■ TO DO
Copy every line of the data that includes the string "hospettimes".

━━━━━ RECORDS SHOWN

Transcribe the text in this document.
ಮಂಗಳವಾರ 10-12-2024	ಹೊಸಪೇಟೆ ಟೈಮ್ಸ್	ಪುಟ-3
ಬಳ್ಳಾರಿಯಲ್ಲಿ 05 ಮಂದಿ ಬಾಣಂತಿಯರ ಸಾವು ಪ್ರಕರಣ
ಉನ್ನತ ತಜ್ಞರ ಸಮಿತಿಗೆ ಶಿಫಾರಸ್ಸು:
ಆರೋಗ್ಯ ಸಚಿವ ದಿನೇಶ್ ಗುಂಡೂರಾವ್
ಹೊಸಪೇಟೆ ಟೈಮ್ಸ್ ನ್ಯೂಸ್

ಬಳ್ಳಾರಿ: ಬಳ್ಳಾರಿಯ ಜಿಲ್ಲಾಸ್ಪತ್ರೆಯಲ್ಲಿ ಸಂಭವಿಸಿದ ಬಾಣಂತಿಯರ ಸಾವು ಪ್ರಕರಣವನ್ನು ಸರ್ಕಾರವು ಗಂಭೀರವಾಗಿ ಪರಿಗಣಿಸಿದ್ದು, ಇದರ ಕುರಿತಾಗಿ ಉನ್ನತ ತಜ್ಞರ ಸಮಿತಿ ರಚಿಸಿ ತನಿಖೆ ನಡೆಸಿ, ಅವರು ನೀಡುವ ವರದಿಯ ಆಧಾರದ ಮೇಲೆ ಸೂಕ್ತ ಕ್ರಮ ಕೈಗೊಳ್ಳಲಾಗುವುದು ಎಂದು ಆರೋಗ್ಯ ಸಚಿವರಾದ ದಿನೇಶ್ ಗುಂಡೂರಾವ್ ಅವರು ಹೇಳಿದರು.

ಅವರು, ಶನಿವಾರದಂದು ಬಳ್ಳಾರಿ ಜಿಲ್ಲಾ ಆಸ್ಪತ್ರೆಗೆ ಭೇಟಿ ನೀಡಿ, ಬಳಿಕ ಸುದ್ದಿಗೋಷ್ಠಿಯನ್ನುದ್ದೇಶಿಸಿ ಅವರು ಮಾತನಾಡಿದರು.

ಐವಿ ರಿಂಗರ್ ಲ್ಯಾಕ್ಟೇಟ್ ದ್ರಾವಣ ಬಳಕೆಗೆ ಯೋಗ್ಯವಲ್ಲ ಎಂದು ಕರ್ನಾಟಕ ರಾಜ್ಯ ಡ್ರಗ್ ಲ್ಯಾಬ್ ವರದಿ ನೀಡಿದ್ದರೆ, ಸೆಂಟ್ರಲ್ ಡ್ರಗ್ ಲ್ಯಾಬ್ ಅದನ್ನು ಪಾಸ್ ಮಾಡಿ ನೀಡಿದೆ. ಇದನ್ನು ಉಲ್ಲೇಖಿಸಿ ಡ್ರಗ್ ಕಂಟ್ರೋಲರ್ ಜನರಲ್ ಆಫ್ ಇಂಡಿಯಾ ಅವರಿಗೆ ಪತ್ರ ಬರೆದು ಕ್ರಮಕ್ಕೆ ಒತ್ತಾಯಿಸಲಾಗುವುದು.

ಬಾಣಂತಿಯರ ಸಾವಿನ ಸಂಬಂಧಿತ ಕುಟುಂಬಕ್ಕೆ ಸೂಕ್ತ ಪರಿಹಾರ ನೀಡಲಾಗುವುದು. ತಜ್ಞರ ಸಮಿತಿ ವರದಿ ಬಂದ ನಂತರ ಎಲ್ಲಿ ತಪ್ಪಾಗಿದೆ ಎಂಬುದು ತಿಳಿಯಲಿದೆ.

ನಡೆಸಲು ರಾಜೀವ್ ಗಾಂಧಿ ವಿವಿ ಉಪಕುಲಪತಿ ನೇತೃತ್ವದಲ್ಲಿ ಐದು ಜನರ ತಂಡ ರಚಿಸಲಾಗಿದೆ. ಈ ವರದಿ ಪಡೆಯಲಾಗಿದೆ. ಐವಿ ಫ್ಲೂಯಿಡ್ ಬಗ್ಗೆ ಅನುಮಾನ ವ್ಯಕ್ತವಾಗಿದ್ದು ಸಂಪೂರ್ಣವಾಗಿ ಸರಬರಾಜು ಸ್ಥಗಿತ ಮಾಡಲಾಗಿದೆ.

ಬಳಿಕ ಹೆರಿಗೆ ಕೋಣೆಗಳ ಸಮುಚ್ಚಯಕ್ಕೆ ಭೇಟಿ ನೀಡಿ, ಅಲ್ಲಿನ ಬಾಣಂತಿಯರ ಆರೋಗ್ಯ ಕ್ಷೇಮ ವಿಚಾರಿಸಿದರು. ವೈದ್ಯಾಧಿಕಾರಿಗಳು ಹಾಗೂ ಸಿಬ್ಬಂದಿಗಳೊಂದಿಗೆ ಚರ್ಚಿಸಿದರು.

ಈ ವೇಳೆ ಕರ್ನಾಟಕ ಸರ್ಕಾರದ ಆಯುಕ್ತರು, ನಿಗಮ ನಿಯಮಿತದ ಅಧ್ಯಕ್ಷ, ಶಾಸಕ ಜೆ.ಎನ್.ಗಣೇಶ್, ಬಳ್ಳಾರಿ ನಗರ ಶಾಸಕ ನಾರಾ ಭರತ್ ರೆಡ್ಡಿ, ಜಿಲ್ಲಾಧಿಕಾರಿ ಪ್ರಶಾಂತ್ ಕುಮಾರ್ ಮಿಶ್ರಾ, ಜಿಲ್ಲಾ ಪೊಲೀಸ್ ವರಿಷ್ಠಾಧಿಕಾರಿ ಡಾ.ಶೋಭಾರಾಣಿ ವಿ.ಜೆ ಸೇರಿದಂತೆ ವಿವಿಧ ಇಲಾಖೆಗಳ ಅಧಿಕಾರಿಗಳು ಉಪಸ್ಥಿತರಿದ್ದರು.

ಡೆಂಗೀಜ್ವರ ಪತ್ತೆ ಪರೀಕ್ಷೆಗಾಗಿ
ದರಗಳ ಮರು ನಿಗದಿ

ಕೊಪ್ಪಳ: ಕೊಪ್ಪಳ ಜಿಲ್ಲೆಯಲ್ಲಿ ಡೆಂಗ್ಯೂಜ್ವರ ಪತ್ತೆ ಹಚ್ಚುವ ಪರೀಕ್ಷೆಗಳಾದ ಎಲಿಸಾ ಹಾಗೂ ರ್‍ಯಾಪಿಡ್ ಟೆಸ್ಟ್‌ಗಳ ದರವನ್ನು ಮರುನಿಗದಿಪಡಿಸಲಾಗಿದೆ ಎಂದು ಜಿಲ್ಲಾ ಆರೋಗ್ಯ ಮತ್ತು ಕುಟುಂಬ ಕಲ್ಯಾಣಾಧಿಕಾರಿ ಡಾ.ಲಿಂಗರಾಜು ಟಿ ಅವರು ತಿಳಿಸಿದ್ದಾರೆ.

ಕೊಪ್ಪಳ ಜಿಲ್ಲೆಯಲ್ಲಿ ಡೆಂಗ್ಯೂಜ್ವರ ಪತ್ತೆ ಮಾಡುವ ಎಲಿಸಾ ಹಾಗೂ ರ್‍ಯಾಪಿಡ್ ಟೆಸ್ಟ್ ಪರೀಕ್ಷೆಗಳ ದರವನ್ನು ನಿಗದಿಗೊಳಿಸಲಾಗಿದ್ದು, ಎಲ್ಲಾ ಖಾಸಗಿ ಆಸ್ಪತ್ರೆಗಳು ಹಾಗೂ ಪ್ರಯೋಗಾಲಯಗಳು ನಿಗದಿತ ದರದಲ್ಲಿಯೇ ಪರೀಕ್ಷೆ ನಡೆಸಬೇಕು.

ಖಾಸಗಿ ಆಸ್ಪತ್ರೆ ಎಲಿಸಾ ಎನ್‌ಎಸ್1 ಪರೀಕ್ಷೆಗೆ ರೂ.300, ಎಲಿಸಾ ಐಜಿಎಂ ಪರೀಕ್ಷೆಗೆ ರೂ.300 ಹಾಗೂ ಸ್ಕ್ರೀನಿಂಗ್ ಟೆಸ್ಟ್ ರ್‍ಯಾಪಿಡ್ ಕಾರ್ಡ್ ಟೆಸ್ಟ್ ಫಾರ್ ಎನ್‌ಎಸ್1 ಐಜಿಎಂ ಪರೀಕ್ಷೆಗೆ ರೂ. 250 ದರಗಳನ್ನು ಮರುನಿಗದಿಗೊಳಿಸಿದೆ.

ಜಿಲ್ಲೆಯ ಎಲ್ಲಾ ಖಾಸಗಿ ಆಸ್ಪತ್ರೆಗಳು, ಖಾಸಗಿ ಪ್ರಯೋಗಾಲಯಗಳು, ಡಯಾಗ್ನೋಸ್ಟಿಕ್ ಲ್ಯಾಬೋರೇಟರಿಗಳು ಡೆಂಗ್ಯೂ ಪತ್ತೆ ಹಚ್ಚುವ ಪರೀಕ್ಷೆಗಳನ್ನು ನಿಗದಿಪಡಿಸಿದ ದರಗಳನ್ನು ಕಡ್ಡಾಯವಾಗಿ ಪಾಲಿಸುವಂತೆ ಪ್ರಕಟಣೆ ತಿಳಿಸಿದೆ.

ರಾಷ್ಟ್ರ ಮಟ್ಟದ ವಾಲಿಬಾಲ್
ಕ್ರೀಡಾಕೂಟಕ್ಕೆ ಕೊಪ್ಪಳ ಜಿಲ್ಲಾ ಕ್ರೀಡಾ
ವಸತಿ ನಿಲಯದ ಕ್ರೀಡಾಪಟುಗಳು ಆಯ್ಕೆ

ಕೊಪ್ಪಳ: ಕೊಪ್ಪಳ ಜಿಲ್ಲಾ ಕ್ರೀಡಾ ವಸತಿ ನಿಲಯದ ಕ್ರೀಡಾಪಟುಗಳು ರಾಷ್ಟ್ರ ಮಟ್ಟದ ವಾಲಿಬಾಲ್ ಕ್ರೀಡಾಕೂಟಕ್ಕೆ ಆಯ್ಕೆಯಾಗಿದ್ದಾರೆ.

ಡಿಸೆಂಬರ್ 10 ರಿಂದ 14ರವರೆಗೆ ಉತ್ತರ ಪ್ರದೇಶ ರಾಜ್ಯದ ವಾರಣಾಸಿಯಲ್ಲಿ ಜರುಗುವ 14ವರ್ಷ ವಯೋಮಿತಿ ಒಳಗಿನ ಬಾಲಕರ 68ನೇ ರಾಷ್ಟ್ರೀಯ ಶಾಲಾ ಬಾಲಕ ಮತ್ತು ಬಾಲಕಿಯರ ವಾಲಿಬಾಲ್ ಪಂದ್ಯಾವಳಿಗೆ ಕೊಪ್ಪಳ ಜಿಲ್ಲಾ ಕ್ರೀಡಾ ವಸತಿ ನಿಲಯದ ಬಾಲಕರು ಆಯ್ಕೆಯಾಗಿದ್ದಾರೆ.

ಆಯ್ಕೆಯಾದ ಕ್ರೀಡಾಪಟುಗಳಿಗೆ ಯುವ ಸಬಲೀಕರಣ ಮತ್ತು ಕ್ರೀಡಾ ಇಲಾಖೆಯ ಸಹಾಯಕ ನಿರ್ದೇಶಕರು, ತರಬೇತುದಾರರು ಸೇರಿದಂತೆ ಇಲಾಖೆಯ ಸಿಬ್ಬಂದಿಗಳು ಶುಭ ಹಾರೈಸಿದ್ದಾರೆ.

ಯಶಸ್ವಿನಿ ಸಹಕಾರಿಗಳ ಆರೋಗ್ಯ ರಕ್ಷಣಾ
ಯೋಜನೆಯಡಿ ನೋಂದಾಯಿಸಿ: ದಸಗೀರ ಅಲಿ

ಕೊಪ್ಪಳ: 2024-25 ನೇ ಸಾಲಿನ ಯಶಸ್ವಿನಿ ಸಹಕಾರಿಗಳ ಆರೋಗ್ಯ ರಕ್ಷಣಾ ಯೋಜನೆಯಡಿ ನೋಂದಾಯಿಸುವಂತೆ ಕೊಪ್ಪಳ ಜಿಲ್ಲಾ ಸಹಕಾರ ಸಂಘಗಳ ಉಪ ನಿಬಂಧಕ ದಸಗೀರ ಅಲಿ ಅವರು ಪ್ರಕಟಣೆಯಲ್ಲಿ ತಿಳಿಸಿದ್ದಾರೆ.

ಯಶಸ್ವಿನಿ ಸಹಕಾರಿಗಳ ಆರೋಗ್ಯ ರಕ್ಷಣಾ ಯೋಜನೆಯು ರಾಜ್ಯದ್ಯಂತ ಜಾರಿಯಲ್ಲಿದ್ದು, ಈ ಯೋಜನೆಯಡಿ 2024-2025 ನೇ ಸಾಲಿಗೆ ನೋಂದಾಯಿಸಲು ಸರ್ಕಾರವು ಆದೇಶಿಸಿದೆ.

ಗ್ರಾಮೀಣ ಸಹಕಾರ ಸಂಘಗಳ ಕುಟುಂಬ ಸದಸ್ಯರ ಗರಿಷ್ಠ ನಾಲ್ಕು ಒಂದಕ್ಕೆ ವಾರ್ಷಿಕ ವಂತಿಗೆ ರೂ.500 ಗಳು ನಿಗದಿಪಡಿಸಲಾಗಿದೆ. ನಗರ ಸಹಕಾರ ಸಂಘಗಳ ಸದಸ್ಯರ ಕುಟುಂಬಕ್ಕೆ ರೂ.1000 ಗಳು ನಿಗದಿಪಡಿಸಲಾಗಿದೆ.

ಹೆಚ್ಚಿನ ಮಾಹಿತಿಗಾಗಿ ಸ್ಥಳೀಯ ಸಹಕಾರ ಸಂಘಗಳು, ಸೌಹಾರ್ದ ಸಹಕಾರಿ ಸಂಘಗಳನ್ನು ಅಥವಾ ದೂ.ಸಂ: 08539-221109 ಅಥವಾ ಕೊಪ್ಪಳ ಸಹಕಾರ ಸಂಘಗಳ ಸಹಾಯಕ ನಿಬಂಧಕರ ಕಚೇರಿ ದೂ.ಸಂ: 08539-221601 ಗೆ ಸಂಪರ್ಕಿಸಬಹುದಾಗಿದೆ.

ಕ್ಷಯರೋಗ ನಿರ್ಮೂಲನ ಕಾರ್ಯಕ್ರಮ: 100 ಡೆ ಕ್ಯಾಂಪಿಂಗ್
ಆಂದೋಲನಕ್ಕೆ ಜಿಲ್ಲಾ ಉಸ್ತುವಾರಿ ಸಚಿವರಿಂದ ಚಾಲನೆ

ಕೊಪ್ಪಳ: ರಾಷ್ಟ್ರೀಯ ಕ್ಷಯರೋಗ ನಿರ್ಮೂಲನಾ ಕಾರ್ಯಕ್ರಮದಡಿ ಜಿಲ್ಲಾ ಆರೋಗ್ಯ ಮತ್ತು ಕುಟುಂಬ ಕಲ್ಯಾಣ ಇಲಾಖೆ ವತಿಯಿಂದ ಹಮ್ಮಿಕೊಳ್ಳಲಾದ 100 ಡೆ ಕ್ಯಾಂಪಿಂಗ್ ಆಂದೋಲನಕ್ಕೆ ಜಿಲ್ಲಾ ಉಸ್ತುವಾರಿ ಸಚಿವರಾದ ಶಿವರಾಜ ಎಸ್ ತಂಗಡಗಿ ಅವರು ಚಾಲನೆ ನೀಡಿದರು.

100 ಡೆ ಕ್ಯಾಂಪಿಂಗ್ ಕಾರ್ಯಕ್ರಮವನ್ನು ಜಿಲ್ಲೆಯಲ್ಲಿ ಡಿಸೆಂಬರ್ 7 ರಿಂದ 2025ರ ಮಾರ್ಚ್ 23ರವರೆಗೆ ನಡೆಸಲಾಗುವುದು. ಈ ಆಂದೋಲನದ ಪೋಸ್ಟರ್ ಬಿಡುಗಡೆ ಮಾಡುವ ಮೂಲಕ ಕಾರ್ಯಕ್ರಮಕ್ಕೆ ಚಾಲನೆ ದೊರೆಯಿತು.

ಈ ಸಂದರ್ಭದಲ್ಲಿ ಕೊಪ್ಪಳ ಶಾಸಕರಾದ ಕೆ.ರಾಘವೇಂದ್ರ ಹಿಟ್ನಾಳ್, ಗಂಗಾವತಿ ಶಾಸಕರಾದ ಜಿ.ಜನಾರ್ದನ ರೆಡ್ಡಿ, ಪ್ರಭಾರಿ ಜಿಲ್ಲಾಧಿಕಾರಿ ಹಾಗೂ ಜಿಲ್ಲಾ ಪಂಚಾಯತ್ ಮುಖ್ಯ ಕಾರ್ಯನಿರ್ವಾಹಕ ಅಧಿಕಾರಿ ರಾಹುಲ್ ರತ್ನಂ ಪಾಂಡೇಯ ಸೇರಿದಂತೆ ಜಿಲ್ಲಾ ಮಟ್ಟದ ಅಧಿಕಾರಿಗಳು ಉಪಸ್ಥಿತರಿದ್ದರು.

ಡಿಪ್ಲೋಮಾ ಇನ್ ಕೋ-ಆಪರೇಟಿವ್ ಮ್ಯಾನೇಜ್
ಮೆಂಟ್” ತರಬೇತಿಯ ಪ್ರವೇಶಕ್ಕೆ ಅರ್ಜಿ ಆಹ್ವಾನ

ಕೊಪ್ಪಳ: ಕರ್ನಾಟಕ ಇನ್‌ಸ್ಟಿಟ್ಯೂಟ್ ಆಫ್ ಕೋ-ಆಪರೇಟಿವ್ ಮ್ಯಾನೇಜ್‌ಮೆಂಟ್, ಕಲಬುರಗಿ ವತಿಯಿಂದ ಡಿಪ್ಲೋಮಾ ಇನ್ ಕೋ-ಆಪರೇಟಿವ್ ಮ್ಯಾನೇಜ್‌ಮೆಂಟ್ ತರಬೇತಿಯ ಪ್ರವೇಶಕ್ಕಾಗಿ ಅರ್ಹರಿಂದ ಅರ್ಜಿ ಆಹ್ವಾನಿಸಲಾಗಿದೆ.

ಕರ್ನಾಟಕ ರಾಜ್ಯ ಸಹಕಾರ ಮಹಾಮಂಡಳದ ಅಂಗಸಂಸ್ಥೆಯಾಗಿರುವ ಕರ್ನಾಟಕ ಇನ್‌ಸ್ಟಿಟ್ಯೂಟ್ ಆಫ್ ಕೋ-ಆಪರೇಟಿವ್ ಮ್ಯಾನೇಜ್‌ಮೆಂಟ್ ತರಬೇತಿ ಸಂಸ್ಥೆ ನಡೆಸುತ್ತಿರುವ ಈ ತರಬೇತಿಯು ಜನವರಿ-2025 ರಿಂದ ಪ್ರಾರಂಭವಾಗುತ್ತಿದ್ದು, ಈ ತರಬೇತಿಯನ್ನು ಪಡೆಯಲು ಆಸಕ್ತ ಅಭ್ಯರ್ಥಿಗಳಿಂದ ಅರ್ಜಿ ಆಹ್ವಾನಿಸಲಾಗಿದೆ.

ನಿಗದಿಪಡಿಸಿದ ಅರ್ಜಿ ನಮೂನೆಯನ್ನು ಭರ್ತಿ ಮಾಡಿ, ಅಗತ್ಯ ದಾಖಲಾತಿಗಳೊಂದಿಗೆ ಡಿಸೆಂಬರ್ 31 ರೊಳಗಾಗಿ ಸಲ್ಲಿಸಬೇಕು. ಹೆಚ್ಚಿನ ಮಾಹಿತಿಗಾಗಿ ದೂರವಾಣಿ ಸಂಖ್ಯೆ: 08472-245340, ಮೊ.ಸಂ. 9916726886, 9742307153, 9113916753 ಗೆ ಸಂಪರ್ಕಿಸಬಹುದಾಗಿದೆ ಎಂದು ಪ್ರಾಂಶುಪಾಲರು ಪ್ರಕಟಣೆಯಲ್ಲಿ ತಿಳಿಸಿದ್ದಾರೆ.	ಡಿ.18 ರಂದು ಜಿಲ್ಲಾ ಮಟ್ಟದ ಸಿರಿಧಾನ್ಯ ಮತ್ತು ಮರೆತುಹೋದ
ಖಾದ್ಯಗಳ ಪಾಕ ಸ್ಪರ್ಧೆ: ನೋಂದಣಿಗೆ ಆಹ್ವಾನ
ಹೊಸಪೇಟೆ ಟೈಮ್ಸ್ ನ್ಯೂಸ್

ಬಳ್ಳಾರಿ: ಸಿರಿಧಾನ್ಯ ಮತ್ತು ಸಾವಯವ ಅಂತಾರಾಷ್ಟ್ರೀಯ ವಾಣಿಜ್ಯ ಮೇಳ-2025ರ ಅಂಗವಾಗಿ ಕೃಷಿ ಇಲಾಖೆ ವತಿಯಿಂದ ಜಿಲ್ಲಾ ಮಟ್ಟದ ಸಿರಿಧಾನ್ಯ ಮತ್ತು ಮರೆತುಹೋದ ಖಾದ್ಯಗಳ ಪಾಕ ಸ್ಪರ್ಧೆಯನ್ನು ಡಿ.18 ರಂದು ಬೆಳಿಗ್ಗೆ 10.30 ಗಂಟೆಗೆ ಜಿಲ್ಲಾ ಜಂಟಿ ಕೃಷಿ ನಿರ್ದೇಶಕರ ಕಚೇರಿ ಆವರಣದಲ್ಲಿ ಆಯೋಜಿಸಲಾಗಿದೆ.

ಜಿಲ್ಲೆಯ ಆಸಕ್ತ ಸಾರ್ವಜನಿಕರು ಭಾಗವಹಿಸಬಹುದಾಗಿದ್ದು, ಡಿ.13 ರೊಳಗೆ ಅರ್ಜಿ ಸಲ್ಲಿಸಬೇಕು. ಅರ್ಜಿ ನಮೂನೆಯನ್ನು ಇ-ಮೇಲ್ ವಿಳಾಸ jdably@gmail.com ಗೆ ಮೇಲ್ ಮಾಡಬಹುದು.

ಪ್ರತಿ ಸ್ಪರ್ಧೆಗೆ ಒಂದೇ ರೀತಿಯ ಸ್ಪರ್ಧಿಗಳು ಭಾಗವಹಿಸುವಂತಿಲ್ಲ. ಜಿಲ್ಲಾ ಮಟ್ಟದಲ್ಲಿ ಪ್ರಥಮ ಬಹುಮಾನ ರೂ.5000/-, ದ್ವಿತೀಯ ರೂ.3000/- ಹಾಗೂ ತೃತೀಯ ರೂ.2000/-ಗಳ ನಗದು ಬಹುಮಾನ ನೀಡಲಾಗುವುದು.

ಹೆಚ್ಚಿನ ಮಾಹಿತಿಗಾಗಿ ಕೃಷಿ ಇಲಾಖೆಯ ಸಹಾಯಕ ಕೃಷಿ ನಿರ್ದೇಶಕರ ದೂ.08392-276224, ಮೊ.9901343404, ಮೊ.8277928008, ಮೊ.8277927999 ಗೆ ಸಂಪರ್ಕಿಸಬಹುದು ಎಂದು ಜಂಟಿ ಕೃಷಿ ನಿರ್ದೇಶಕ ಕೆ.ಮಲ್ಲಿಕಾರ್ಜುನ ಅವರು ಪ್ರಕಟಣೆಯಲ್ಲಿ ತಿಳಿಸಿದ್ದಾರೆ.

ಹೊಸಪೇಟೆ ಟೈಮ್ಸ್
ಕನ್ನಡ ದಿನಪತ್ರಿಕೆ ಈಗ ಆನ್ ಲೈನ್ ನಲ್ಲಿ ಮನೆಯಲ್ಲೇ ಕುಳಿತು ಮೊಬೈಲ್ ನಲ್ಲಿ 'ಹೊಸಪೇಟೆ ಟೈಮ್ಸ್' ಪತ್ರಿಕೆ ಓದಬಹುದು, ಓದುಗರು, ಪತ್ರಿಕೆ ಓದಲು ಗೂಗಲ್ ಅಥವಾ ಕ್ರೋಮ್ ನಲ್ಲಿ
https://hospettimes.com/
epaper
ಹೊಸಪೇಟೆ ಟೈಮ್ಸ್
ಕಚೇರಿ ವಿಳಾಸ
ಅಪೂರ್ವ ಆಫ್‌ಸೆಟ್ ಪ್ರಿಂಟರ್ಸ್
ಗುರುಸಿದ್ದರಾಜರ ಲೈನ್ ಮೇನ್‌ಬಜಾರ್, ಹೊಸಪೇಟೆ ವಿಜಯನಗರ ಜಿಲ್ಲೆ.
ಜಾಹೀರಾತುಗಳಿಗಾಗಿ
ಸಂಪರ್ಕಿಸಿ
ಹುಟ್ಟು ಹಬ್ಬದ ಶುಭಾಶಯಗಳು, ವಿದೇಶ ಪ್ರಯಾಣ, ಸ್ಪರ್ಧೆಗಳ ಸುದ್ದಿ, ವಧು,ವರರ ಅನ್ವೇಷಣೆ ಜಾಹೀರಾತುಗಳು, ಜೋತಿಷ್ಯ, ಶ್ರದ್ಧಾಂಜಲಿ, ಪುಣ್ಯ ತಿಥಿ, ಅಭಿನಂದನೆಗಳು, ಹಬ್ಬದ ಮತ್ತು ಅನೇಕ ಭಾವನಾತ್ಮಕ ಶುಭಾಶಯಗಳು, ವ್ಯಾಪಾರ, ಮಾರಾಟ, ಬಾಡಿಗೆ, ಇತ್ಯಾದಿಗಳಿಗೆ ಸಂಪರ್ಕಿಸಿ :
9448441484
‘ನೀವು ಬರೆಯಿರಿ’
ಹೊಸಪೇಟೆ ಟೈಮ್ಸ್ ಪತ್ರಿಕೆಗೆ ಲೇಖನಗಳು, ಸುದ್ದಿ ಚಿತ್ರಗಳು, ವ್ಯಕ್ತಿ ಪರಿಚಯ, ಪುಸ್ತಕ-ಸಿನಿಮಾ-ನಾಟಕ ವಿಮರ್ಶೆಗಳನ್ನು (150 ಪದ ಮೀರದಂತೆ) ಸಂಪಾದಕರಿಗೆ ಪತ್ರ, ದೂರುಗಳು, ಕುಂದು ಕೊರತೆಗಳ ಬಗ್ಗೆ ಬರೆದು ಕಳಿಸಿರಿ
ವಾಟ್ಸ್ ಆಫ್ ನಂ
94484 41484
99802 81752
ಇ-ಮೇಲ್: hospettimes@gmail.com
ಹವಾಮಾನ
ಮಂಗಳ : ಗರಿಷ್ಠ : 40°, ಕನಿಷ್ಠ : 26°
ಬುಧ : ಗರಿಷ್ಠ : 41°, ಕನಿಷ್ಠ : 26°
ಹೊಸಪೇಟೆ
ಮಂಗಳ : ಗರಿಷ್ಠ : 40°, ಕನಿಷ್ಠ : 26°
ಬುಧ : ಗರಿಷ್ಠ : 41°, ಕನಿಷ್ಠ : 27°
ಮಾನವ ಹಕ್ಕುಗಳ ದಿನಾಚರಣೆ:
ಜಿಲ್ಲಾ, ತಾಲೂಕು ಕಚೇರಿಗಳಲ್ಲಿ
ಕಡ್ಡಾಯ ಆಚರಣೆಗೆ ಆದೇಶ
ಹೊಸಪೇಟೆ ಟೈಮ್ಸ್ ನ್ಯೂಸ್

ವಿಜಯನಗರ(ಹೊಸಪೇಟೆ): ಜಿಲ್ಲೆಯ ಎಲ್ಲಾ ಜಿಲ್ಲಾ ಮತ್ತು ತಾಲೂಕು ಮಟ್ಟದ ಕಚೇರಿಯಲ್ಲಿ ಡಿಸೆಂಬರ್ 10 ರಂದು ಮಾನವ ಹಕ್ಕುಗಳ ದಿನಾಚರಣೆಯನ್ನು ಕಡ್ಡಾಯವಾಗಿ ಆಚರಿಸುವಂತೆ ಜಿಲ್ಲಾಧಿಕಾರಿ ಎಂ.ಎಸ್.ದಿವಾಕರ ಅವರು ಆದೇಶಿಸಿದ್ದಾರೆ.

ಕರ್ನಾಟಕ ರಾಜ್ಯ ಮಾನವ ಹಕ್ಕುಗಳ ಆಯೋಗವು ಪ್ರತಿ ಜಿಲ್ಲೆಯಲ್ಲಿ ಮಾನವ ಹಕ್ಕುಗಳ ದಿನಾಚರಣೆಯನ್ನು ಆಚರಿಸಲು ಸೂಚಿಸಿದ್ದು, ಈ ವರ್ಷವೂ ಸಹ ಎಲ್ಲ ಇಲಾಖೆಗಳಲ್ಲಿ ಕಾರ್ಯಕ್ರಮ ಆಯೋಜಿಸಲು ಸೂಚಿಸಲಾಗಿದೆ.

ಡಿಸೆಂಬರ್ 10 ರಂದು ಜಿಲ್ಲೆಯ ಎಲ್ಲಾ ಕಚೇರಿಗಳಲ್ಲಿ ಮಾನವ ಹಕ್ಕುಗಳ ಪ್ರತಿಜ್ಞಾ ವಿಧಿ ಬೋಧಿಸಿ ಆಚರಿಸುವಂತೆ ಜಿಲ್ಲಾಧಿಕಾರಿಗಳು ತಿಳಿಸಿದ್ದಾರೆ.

━━━━━━━━━━

■ EXERCISE ANSWER
https://hospettimes.com/
ಇ-ಮೇಲ್: hospettimes@gmail.com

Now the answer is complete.